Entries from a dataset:
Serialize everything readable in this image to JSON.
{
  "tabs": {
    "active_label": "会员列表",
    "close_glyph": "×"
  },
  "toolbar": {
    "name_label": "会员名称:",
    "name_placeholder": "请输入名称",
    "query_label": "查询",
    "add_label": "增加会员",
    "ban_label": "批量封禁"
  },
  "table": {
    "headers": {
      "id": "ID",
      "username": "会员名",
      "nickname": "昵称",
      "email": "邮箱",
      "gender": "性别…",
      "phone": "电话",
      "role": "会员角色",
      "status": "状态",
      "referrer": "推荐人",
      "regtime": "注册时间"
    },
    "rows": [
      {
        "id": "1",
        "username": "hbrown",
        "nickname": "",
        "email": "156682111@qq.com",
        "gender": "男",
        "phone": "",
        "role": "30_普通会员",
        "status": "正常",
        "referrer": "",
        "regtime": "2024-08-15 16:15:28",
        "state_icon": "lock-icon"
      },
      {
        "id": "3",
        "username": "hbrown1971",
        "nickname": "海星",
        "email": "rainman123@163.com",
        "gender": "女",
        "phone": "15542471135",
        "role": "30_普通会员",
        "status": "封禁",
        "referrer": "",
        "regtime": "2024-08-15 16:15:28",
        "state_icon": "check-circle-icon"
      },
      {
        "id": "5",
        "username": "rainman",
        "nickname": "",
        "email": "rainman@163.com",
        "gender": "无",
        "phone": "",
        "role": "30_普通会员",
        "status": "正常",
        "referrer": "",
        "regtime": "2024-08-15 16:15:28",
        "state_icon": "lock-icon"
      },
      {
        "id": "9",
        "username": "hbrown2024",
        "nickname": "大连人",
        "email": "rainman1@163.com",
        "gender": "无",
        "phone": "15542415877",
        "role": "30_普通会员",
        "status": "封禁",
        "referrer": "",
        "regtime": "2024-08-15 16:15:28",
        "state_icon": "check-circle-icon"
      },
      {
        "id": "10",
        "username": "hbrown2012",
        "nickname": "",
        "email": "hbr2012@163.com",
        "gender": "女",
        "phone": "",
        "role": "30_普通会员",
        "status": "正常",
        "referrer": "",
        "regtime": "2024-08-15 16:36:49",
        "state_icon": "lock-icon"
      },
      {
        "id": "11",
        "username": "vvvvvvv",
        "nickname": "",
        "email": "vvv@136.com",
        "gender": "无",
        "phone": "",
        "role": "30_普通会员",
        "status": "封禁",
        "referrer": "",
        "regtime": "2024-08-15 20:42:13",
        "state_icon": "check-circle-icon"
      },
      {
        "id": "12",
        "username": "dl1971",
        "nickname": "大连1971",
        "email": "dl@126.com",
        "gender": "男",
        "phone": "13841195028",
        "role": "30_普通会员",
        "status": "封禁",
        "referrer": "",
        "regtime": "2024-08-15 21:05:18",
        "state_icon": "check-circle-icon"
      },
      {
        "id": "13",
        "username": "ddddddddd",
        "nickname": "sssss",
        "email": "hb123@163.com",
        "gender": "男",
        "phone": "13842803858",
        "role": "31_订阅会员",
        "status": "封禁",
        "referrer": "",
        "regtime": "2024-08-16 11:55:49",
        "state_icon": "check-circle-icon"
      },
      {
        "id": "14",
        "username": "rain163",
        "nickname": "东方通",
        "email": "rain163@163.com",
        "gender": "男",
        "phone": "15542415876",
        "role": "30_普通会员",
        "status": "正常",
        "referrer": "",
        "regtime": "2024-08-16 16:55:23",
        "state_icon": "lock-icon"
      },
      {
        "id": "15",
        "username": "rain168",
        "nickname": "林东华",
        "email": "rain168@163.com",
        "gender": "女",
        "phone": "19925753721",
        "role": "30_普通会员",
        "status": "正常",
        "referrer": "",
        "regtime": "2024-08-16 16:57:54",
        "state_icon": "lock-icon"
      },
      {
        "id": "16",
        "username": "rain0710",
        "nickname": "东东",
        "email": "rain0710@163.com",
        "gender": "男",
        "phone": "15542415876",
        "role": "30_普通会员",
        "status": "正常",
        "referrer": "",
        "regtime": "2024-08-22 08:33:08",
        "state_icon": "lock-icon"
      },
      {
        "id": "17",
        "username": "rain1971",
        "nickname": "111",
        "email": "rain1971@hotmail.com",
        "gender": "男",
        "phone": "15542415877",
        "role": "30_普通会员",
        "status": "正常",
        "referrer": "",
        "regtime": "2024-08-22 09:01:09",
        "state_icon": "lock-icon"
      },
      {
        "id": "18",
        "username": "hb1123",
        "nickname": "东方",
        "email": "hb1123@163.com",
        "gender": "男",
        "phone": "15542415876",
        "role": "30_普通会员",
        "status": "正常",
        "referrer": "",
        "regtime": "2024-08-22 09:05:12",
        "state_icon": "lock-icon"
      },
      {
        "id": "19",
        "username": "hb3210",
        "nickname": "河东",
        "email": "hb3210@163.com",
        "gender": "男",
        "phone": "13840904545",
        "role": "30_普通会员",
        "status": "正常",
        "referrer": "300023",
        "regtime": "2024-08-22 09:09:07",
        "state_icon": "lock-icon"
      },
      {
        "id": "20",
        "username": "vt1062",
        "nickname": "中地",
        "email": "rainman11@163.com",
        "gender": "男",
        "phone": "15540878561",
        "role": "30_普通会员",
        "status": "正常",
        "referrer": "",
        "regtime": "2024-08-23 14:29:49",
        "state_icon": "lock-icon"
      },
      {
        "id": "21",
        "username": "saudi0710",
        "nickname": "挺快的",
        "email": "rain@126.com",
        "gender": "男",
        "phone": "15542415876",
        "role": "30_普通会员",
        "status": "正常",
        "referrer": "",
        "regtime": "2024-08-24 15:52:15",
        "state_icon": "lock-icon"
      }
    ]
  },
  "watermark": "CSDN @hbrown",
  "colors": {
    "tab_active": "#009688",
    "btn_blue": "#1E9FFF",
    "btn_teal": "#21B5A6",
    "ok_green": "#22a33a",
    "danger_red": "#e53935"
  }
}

= Exercise brief =
Reproduce the complete set of lines precisely as supplied.

= Complete answer =
Serialize everything readable in this image to JSON.
{
  "tabs": {
    "active_label": "会员列表",
    "close_glyph": "×"
  },
  "toolbar": {
    "name_label": "会员名称:",
    "name_placeholder": "请输入名称",
    "query_label": "查询",
    "add_label": "增加会员",
    "ban_label": "批量封禁"
  },
  "table": {
    "headers": {
      "id": "ID",
      "username": "会员名",
      "nickname": "昵称",
      "email": "邮箱",
      "gender": "性别…",
      "phone": "电话",
      "role": "会员角色",
      "status": "状态",
      "referrer": "推荐人",
      "regtime": "注册时间"
    },
    "rows": [
      {
        "id": "1",
        "username": "hbrown",
        "nickname": "",
        "email": "156682111@qq.com",
        "gender": "男",
        "phone": "",
        "role": "30_普通会员",
        "status": "正常",
        "referrer": "",
        "regtime": "2024-08-15 16:15:28",
        "state_icon": "lock-icon"
      },
      {
        "id": "3",
        "username": "hbrown1971",
        "nickname": "海星",
        "email": "rainman123@163.com",
        "gender": "女",
        "phone": "15542471135",
        "role": "30_普通会员",
        "status": "封禁",
        "referrer": "",
        "regtime": "2024-08-15 16:15:28",
        "state_icon": "check-circle-icon"
      },
      {
        "id": "5",
        "username": "rainman",
        "nickname": "",
        "email": "rainman@163.com",
        "gender": "无",
        "phone": "",
        "role": "30_普通会员",
        "status": "正常",
        "referrer": "",
        "regtime": "2024-08-15 16:15:28",
        "state_icon": "lock-icon"
      },
      {
        "id": "9",
        "username": "hbrown2024",
        "nickname": "大连人",
        "email": "rainman1@163.com",
        "gender": "无",
        "phone": "15542415877",
        "role": "30_普通会员",
        "status": "封禁",
        "referrer": "",
        "regtime": "2024-08-15 16:15:28",
        "state_icon": "check-circle-icon"
      },
      {
        "id": "10",
        "username": "hbrown2012",
        "nickname": "",
        "email": "hbr2012@163.com",
        "gender": "女",
        "phone": "",
        "role": "30_普通会员",
        "status": "正常",
        "referrer": "",
        "regtime": "2024-08-15 16:36:49",
        "state_icon": "lock-icon"
      },
      {
        "id": "11",
        "username": "vvvvvvv",
        "nickname": "",
        "email": "vvv@136.com",
        "gender": "无",
        "phone": "",
        "role": "30_普通会员",
        "status": "封禁",
        "referrer": "",
        "regtime": "2024-08-15 20:42:13",
        "state_icon": "check-circle-icon"
      },
      {
        "id": "12",
        "username": "dl1971",
        "nickname": "大连1971",
        "email": "dl@126.com",
        "gender": "男",
        "phone": "13841195028",
        "role": "30_普通会员",
        "status": "封禁",
        "referrer": "",
        "regtime": "2024-08-15 21:05:18",
        "state_icon": "check-circle-icon"
      },
      {
        "id": "13",
        "username": "ddddddddd",
        "nickname": "sssss",
        "email": "hb123@163.com",
        "gender": "男",
        "phone": "13842803858",
        "role": "31_订阅会员",
        "status": "封禁",
        "referrer": "",
        "regtime": "2024-08-16 11:55:49",
        "state_icon": "check-circle-icon"
      },
      {
        "id": "14",
        "username": "rain163",
        "nickname": "东方通",
        "email": "rain163@163.com",
        "gender": "男",
        "phone": "15542415876",
        "role": "30_普通会员",
        "status": "正常",
        "referrer": "",
        "regtime": "2024-08-16 16:55:23",
        "state_icon": "lock-icon"
      },
      {
        "id": "15",
        "username": "rain168",
        "nickname": "林东华",
        "email": "rain168@163.com",
        "gender": "女",
        "phone": "19925753721",
        "role": "30_普通会员",
        "status": "正常",
        "referrer": "",
        "regtime": "2024-08-16 16:57:54",
        "state_icon": "lock-icon"
      },
      {
        "id": "16",
        "username": "rain0710",
        "nickname": "东东",
        "email": "rain0710@163.com",
        "gender": "男",
        "phone": "15542415876",
        "role": "30_普通会员",
        "status": "正常",
        "referrer": "",
        "regtime": "2024-08-22 08:33:08",
        "state_icon": "lock-icon"
      },
      {
        "id": "17",
        "username": "rain1971",
        "nickname": "111",
        "email": "rain1971@hotmail.com",
        "gender": "男",
        "phone": "15542415877",
        "role": "30_普通会员",
        "status": "正常",
        "referrer": "",
        "regtime": "2024-08-22 09:01:09",
        "state_icon": "lock-icon"
      },
      {
        "id": "18",
        "username": "hb1123",
        "nickname": "东方",
        "email": "hb1123@163.com",
        "gender": "男",
        "phone": "15542415876",
        "role": "30_普通会员",
        "status": "正常",
        "referrer": "",
        "regtime": "2024-08-22 09:05:12",
        "state_icon": "lock-icon"
      },
      {
        "id": "19",
        "username": "hb3210",
        "nickname": "河东",
        "email": "hb3210@163.com",
        "gender": "男",
        "phone": "13840904545",
        "role": "30_普通会员",
        "status": "正常",
        "referrer": "300023",
        "regtime": "2024-08-22 09:09:07",
        "state_icon": "lock-icon"
      },
      {
        "id": "20",
        "username": "vt1062",
        "nickname": "中地",
        "email": "rainman11@163.com",
        "gender": "男",
        "phone": "15540878561",
        "role": "30_普通会员",
        "status": "正常",
        "referrer": "",
        "regtime": "2024-08-23 14:29:49",
        "state_icon": "lock-icon"
      },
      {
        "id": "21",
        "username": "saudi0710",
        "nickname": "挺快的",
        "email": "rain@126.com",
        "gender": "男",
        "phone": "15542415876",
        "role": "30_普通会员",
        "status": "正常",
        "referrer": "",
        "regtime": "2024-08-24 15:52:15",
        "state_icon": "lock-icon"
      }
    ]
  },
  "watermark": "CSDN @hbrown",
  "colors": {
    "tab_active": "#009688",
    "btn_blue": "#1E9FFF",
    "btn_teal": "#21B5A6",
    "ok_green": "#22a33a",
    "danger_red": "#e53935"
  }
}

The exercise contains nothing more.